***** Data supplied *****

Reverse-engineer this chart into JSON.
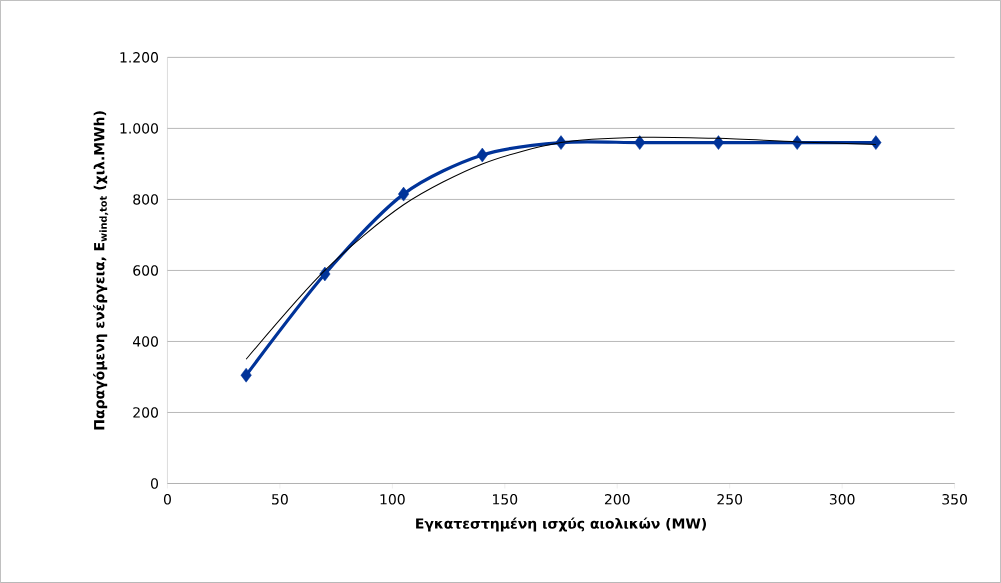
{
  "chart_data": {
    "type": "line",
    "xlabel": "Εγκατεστημένη ισχύς αιολικών (MW)",
    "ylabel": "Παραγόμενη ενέργεια, E$_{wind,tot}$ (χιλ.MWh)",
    "x": [
      35,
      70,
      105,
      140,
      175,
      210,
      245,
      280,
      315
    ],
    "series": [
      {
        "color": "#003399",
        "marker": "diamond",
        "line_style": "solid",
        "values": [
          305,
          590,
          815,
          925,
          960,
          960,
          960,
          960,
          960
        ]
      },
      {
        "color": "#000000",
        "marker": "none",
        "line_style": "solid",
        "values": [
          350,
          600,
          785,
          900,
          960,
          975,
          972,
          962,
          955
        ]
      }
    ],
    "xlim": [
      0,
      350
    ],
    "xticks": [
      0,
      50,
      100,
      150,
      200,
      250,
      300,
      350
    ],
    "ylim": [
      0,
      1200
    ],
    "yticks": [
      0,
      200,
      400,
      600,
      800,
      {
        "value": 1000,
        "label": "1.000"
      },
      {
        "value": 1200,
        "label": "1.200"
      }
    ],
    "grid": "y",
    "legend": false
  }
}
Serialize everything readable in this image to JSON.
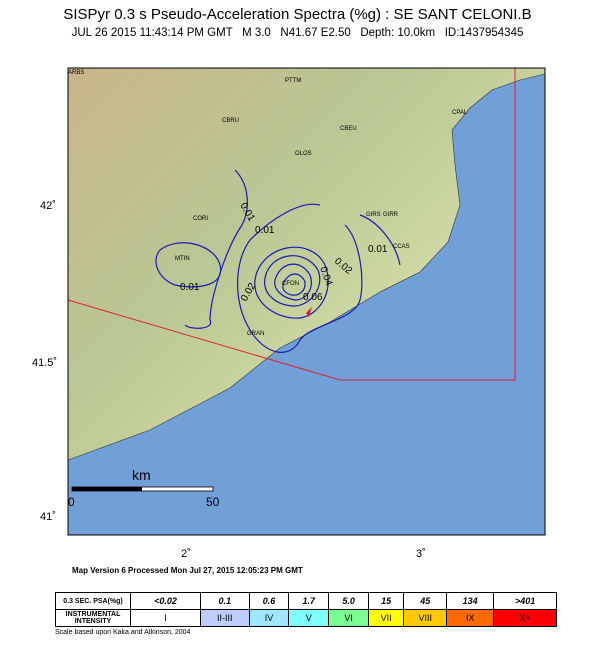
{
  "header": {
    "title": "SISPyr 0.3 s Pseudo-Acceleration Spectra (%g) : SE SANT CELONI.B",
    "subtitle": "JUL 26 2015 11:43:14 PM GMT   M 3.0   N41.67 E2.50   Depth: 10.0km   ID:1437954345"
  },
  "map": {
    "lat_labels": [
      "42˚",
      "41.5˚",
      "41˚"
    ],
    "lon_labels": [
      "2˚",
      "3˚"
    ],
    "scale": {
      "unit": "km",
      "start": "0",
      "end": "50"
    },
    "stations": [
      "ARBS",
      "PTTM",
      "CBRU",
      "CBEU",
      "CPAL",
      "OLOS",
      "CORI",
      "GIRS",
      "GIRR",
      "CCAS",
      "MTIN",
      "CFON",
      "GRAN"
    ],
    "contour_labels": [
      "0.01",
      "0.01",
      "0.01",
      "0.01",
      "0.02",
      "0.02",
      "0.04",
      "0.06"
    ]
  },
  "footer": {
    "version": "Map Version 6 Processed Mon Jul 27, 2015 12:05:23 PM GMT",
    "note": "Scale based upon Kaka and Atkinson, 2004"
  },
  "legend": {
    "rows": [
      {
        "label": "0.3 SEC. PSA(%g)",
        "cells": [
          "<0.02",
          "0.1",
          "0.6",
          "1.7",
          "5.0",
          "15",
          "45",
          "134",
          ">401"
        ]
      },
      {
        "label": "INSTRUMENTAL INTENSITY",
        "cells": [
          "I",
          "II-III",
          "IV",
          "V",
          "VI",
          "VII",
          "VIII",
          "IX",
          "X+"
        ]
      }
    ]
  }
}
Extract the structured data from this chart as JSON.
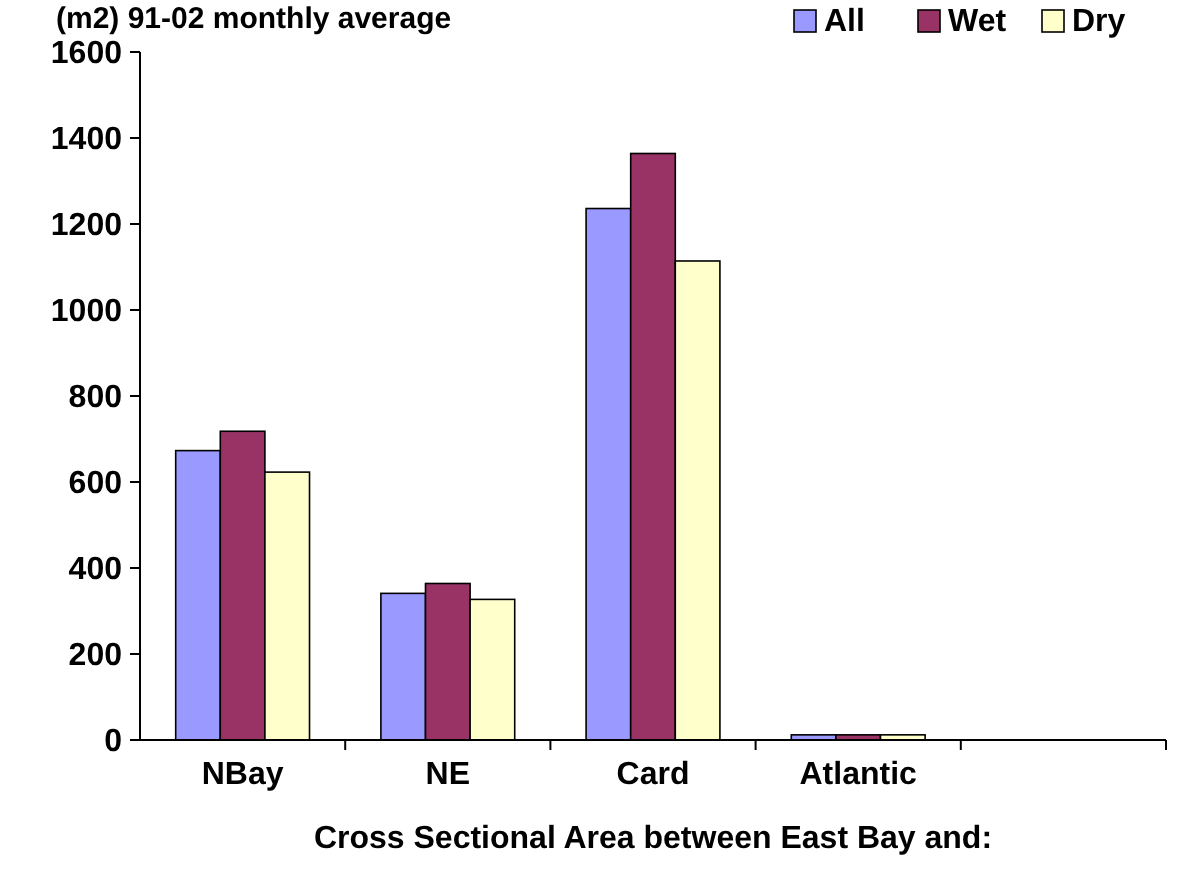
{
  "chart_data": {
    "type": "bar",
    "title": "(m2)  91-02 monthly average",
    "xlabel": "Cross Sectional Area between East Bay and:",
    "categories": [
      "NBay",
      "NE",
      "Card",
      "Atlantic",
      null
    ],
    "series": [
      {
        "name": "All",
        "color": "#9999ff",
        "values": [
          673,
          341,
          1236,
          12,
          null
        ]
      },
      {
        "name": "Wet",
        "color": "#993366",
        "values": [
          718,
          364,
          1364,
          12,
          null
        ]
      },
      {
        "name": "Dry",
        "color": "#ffffcc",
        "values": [
          623,
          327,
          1114,
          12,
          null
        ]
      }
    ],
    "ylim": [
      0,
      1600
    ],
    "yticks": [
      0,
      200,
      400,
      600,
      800,
      1000,
      1200,
      1400,
      1600
    ],
    "legend": "top right",
    "grid": false
  }
}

*****

Objective: Without including any pictures, output all the entries above exactly.

Final answer:
Reverse-engineer this chart into JSON.
{
  "chart_data": {
    "type": "line",
    "xlabel": "Εγκατεστημένη ισχύς αιολικών (MW)",
    "ylabel": "Παραγόμενη ενέργεια, E$_{wind,tot}$ (χιλ.MWh)",
    "x": [
      35,
      70,
      105,
      140,
      175,
      210,
      245,
      280,
      315
    ],
    "series": [
      {
        "color": "#003399",
        "marker": "diamond",
        "line_style": "solid",
        "values": [
          305,
          590,
          815,
          925,
          960,
          960,
          960,
          960,
          960
        ]
      },
      {
        "color": "#000000",
        "marker": "none",
        "line_style": "solid",
        "values": [
          350,
          600,
          785,
          900,
          960,
          975,
          972,
          962,
          955
        ]
      }
    ],
    "xlim": [
      0,
      350
    ],
    "xticks": [
      0,
      50,
      100,
      150,
      200,
      250,
      300,
      350
    ],
    "ylim": [
      0,
      1200
    ],
    "yticks": [
      0,
      200,
      400,
      600,
      800,
      {
        "value": 1000,
        "label": "1.000"
      },
      {
        "value": 1200,
        "label": "1.200"
      }
    ],
    "grid": "y",
    "legend": false
  }
}
Serialize everything readable in this image to JSON.
{
  "header": {
    "title": "SISPyr 0.3 s Pseudo-Acceleration Spectra (%g) : SE SANT CELONI.B",
    "subtitle": "JUL 26 2015 11:43:14 PM GMT   M 3.0   N41.67 E2.50   Depth: 10.0km   ID:1437954345"
  },
  "map": {
    "lat_labels": [
      "42˚",
      "41.5˚",
      "41˚"
    ],
    "lon_labels": [
      "2˚",
      "3˚"
    ],
    "scale": {
      "unit": "km",
      "start": "0",
      "end": "50"
    },
    "stations": [
      "ARBS",
      "PTTM",
      "CBRU",
      "CBEU",
      "CPAL",
      "OLOS",
      "CORI",
      "GIRS",
      "GIRR",
      "CCAS",
      "MTIN",
      "CFON",
      "GRAN"
    ],
    "contour_labels": [
      "0.01",
      "0.01",
      "0.01",
      "0.01",
      "0.02",
      "0.02",
      "0.04",
      "0.06"
    ]
  },
  "footer": {
    "version": "Map Version 6 Processed Mon Jul 27, 2015 12:05:23 PM GMT",
    "note": "Scale based upon Kaka and Atkinson, 2004"
  },
  "legend": {
    "rows": [
      {
        "label": "0.3 SEC. PSA(%g)",
        "cells": [
          "<0.02",
          "0.1",
          "0.6",
          "1.7",
          "5.0",
          "15",
          "45",
          "134",
          ">401"
        ]
      },
      {
        "label": "INSTRUMENTAL INTENSITY",
        "cells": [
          "I",
          "II-III",
          "IV",
          "V",
          "VI",
          "VII",
          "VIII",
          "IX",
          "X+"
        ]
      }
    ]
  }
}
Extract the structured data from this chart as JSON.
{
  "chart_data": {
    "type": "bar",
    "title": "(m2)  91-02 monthly average",
    "xlabel": "Cross Sectional Area between East Bay and:",
    "categories": [
      "NBay",
      "NE",
      "Card",
      "Atlantic",
      null
    ],
    "series": [
      {
        "name": "All",
        "color": "#9999ff",
        "values": [
          673,
          341,
          1236,
          12,
          null
        ]
      },
      {
        "name": "Wet",
        "color": "#993366",
        "values": [
          718,
          364,
          1364,
          12,
          null
        ]
      },
      {
        "name": "Dry",
        "color": "#ffffcc",
        "values": [
          623,
          327,
          1114,
          12,
          null
        ]
      }
    ],
    "ylim": [
      0,
      1600
    ],
    "yticks": [
      0,
      200,
      400,
      600,
      800,
      1000,
      1200,
      1400,
      1600
    ],
    "legend": "top right",
    "grid": false
  }
}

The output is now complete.